[Items from a dataset]
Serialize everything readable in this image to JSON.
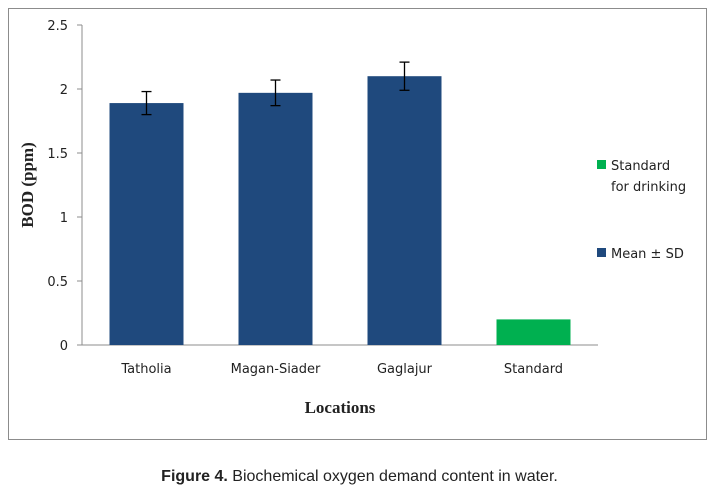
{
  "chart_data": {
    "type": "bar",
    "categories": [
      "Tatholia",
      "Magan-Siader",
      "Gaglajur",
      "Standard"
    ],
    "values": [
      1.89,
      1.97,
      2.1,
      0.2
    ],
    "errors": [
      0.09,
      0.1,
      0.11,
      null
    ],
    "colors": [
      "#1f497d",
      "#1f497d",
      "#1f497d",
      "#00b050"
    ],
    "xlabel": "Locations",
    "ylabel": "BOD (ppm)",
    "ylim": [
      0,
      2.5
    ],
    "yticks": [
      "0",
      "0.5",
      "1",
      "1.5",
      "2",
      "2.5"
    ],
    "legend": [
      {
        "label": "Standard",
        "label2": "for drinking",
        "color": "#00b050"
      },
      {
        "label": "Mean ± SD",
        "color": "#1f497d"
      }
    ],
    "legend_position": "right",
    "grid": false
  },
  "caption": {
    "label": "Figure 4.",
    "text": " Biochemical oxygen demand content in water."
  }
}
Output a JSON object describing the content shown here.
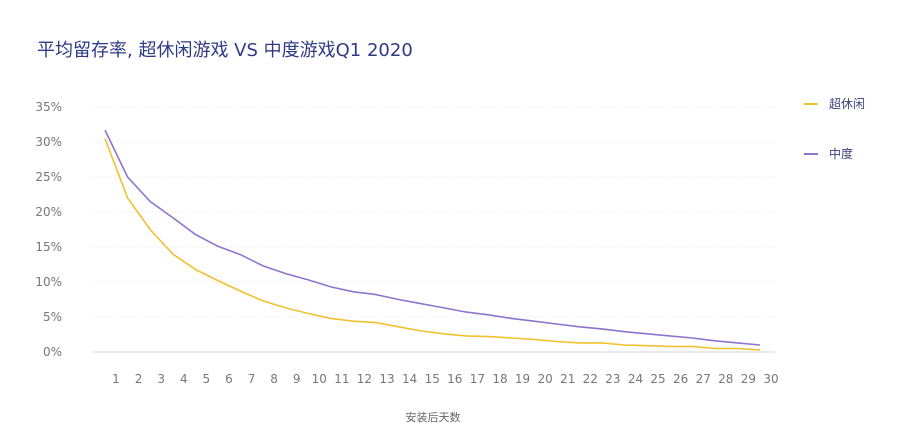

* [Exercise details]
Pictures are not part of the copy; reproduce everything else in the records exactly.

* [Correct answer]
Serialize everything readable in this image to JSON.
{
  "chart_data": {
    "type": "bar",
    "categories": [
      "Tatholia",
      "Magan-Siader",
      "Gaglajur",
      "Standard"
    ],
    "values": [
      1.89,
      1.97,
      2.1,
      0.2
    ],
    "errors": [
      0.09,
      0.1,
      0.11,
      null
    ],
    "colors": [
      "#1f497d",
      "#1f497d",
      "#1f497d",
      "#00b050"
    ],
    "xlabel": "Locations",
    "ylabel": "BOD (ppm)",
    "ylim": [
      0,
      2.5
    ],
    "yticks": [
      "0",
      "0.5",
      "1",
      "1.5",
      "2",
      "2.5"
    ],
    "legend": [
      {
        "label": "Standard",
        "label2": "for drinking",
        "color": "#00b050"
      },
      {
        "label": "Mean ± SD",
        "color": "#1f497d"
      }
    ],
    "legend_position": "right",
    "grid": false
  },
  "caption": {
    "label": "Figure 4.",
    "text": " Biochemical oxygen demand content in water."
  }
}
Output a JSON object describing the content shown here.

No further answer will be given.